> [SUPPLIED PASSAGE]:
-- Begin --

We are currently a party in two qui tam cases, which allege that federal and Indian leases violated the False Claims Act with respect to the reporting and payment of royalties on natural gas and natural gas liquids.  A qui tam action is an action in which the relator files suit on behalf of himself as well as the federal government.  One case is U.S. ex rel Harrold E. Wright v. Agip Petroleum Co. et al which is primarily a gas valuation case.  A settlement agreement has been reached, but not yet finalized.  Such settlement is not expected to significantly impact our consolidated results of operations, financial position or cash flows.  The other case is U.S. ex rel Jack Grynberg v. Alaska Pipeline, et al. involving allegations of natural gas measurement.  This case was dismissed by the trial court and the dismissal has been affirmed by the 10th Circuit Court of Appeals.  The relator is expected to file an appeal to the U.S. Supreme Court. The outcome of this case is not expected to significantly impact our consolidated results of operations, financial position or cash flows.

-- End --

> [SHORT EXERCISE A]:
According to the qui tam litigation passage, which court affirmed the dismissal of the Grynberg case?
> [SHORT EXERCISE B]:
Carry the qui tam litigation passage forward with the next few sentences, picking up after its final sentence.
The material that comes after this passage is separate from it.

> [DATA SHOWN]:

-- Begin --

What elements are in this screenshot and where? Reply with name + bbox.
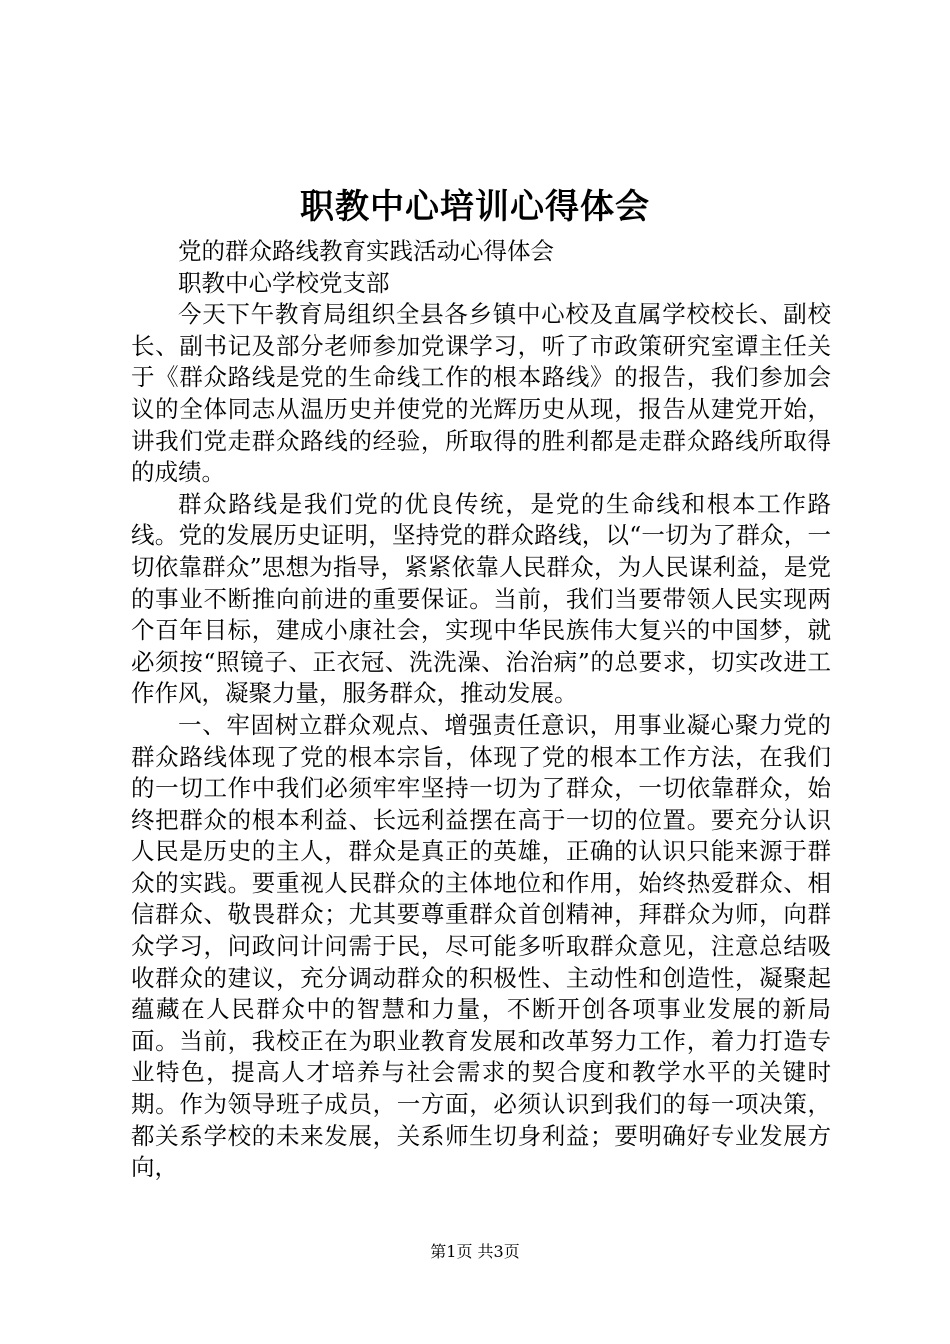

-- End --

> [FINAL RESULT A]:
The 10th Circuit Court of Appeals affirmed the dismissal.

> [FINAL RESULT B]:
 
 A lawsuit filed in the U.S. District Court for the Southern District of West Virginia alleges that our Catlettsburg, Kentucky, refinery distributed contaminated gasoline to wholesalers and retailers for a period prior to August, 2003, causing permanent damage to storage tanks, dispensers and related equipment, resulting in lost profits, business disruption and personal and real property damages.  Following the incident, we conducted remediation operations at affected facilities.  Class action certification was granted in August 2007. We have entered into a settlement of this case.  The proposed settlement will not significantly impact our consolidated results of operations, financial position or cash flows.